--- START OF Extract provided ---
Commit 36fc5497810f60cacdfab249c84583d25032a150

Pierre-Olivier Latour 2014-12-02T05:11:12

Added GIT_HASHSIG_ALLOW_SMALL_FILES to allow computing signatures for small files The implementation of the hashsig API disallows computing a signature on small files containing only a few lines. This new flag disables this behavior. git_diff_find_similar() sets this flag by default which means that rename / copy detection of small files will now work. This in turn affects the behavior of the git_status and git_blame APIs which will now detect rename of small files assuming the right options are passed.
--- END OF Extract provided ---
--- START OF Excerpted records ---
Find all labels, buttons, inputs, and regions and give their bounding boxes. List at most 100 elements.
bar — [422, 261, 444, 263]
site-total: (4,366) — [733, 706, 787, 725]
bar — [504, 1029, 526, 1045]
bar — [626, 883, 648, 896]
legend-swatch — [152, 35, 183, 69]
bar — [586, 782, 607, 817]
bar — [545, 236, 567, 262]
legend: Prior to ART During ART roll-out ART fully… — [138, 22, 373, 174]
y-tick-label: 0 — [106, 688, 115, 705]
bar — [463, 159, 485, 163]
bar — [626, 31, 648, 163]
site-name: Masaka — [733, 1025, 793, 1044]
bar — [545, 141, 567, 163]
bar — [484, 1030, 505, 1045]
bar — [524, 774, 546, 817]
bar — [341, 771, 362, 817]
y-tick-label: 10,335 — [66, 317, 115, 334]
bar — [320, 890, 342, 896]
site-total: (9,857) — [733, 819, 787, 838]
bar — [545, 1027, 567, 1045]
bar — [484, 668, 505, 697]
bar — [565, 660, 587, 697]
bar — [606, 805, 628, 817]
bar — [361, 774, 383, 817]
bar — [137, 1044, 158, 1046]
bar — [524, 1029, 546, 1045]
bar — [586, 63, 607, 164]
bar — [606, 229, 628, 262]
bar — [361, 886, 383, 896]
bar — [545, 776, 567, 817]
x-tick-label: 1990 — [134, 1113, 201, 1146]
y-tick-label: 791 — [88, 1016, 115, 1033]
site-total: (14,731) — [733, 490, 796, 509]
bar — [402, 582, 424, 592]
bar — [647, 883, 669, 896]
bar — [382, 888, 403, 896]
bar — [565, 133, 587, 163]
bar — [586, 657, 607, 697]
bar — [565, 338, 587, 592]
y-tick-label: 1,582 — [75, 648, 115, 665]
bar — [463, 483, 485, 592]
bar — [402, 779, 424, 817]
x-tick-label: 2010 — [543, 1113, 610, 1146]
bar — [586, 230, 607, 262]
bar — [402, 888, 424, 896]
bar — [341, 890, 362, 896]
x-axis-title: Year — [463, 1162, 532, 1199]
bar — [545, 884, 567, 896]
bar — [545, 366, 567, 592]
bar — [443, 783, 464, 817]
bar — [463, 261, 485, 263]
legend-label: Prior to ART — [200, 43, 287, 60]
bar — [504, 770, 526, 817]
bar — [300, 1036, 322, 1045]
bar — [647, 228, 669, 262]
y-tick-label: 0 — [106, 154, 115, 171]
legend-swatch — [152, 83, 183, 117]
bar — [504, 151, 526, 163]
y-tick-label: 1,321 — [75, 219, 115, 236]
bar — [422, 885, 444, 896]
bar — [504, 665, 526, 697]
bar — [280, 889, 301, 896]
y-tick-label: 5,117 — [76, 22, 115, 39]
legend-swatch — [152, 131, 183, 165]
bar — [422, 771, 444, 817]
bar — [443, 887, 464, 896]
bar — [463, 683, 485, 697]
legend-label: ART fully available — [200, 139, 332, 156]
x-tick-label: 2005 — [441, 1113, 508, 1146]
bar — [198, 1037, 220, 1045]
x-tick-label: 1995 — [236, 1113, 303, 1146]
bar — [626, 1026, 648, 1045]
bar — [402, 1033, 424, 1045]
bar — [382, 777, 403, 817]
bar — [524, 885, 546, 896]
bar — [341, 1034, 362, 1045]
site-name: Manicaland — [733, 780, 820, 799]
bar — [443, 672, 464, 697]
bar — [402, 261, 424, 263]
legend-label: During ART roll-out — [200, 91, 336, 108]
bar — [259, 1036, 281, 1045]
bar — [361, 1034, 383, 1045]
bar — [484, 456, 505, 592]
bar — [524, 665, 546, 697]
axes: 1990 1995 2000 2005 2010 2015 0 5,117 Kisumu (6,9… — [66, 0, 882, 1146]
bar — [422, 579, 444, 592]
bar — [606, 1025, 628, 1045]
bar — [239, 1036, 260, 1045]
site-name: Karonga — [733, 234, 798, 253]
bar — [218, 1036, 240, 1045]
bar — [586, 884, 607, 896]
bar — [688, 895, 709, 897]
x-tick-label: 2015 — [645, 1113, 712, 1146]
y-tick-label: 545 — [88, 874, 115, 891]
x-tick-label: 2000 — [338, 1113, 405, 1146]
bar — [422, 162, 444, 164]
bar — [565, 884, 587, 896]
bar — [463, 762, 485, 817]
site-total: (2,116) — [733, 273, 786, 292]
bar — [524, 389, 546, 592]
--- END OF Excerpted records ---
_Short problem A_
In the commit message, which function turns on the new flag by default?
_Short problem B_
Write a further passage that carries on the commit message about GIT_HASHSIG_ALLOW_SMALL_FILES after its last sentence.
The entries have no role in this work.

_Exercise answer A_
git_diff_find_similar()

_Exercise answer B_
diff --git a/include/git2/sys/hashsig.h b/include/git2/sys/hashsig.h
index 2bc32f3..09c19ae 100644
--- a/include/git2/sys/hashsig.h
+++ b/include/git2/sys/hashsig.h
@@ -12,33 +12,52 @@
 GIT_BEGIN_DECL
 
 /**
- * Similarity signature of line hashes for a buffer
+ * Similarity signature of arbitrary text content based on line hashes
  */
 typedef struct git_hashsig git_hashsig;
 
 /**
- * Options for hashsig calculation
+ * Options for hashsig computation
+ *
+ * The options GIT_HASHSIG_NORMAL, GIT_HASHSIG_IGNORE_WHITESPACE,
+ * GIT_HASHSIG_SMART_WHITESPACE are exclusive and should not be combined.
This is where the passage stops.